## Prompt
From the line containing "Decode this image" down to the last line of the material, return those lines verbatim and only those.

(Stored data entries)
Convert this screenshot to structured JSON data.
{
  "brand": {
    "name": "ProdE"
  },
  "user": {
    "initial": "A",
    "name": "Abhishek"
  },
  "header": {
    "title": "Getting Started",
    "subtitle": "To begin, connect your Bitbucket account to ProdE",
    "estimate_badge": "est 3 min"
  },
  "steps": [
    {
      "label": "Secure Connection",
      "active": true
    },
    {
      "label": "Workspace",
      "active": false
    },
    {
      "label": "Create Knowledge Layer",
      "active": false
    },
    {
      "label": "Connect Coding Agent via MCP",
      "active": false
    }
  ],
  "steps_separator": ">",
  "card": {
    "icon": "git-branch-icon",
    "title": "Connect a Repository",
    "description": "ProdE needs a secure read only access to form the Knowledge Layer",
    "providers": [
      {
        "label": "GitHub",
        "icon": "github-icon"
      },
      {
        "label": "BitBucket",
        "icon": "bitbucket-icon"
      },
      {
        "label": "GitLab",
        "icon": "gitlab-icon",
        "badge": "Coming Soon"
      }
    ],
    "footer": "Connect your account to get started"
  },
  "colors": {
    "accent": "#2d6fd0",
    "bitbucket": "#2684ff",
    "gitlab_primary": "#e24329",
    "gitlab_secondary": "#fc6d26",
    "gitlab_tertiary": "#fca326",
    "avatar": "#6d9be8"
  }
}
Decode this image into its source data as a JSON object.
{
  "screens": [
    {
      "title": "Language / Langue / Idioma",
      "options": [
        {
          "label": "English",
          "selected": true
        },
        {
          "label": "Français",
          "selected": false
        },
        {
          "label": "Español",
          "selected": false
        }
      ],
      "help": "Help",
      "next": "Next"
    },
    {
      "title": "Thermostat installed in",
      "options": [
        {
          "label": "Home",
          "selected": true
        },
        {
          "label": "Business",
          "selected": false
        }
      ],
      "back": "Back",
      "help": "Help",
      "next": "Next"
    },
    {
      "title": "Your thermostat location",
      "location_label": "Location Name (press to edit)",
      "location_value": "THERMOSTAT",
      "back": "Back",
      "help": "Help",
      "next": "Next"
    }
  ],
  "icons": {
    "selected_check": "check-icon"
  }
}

## Response to this task
Decode this image into its source data as a JSON object.
{
  "screens": [
    {
      "title": "Language / Langue / Idioma",
      "options": [
        {
          "label": "English",
          "selected": true
        },
        {
          "label": "Français",
          "selected": false
        },
        {
          "label": "Español",
          "selected": false
        }
      ],
      "help": "Help",
      "next": "Next"
    },
    {
      "title": "Thermostat installed in",
      "options": [
        {
          "label": "Home",
          "selected": true
        },
        {
          "label": "Business",
          "selected": false
        }
      ],
      "back": "Back",
      "help": "Help",
      "next": "Next"
    },
    {
      "title": "Your thermostat location",
      "location_label": "Location Name (press to edit)",
      "location_value": "THERMOSTAT",
      "back": "Back",
      "help": "Help",
      "next": "Next"
    }
  ],
  "icons": {
    "selected_check": "check-icon"
  }
}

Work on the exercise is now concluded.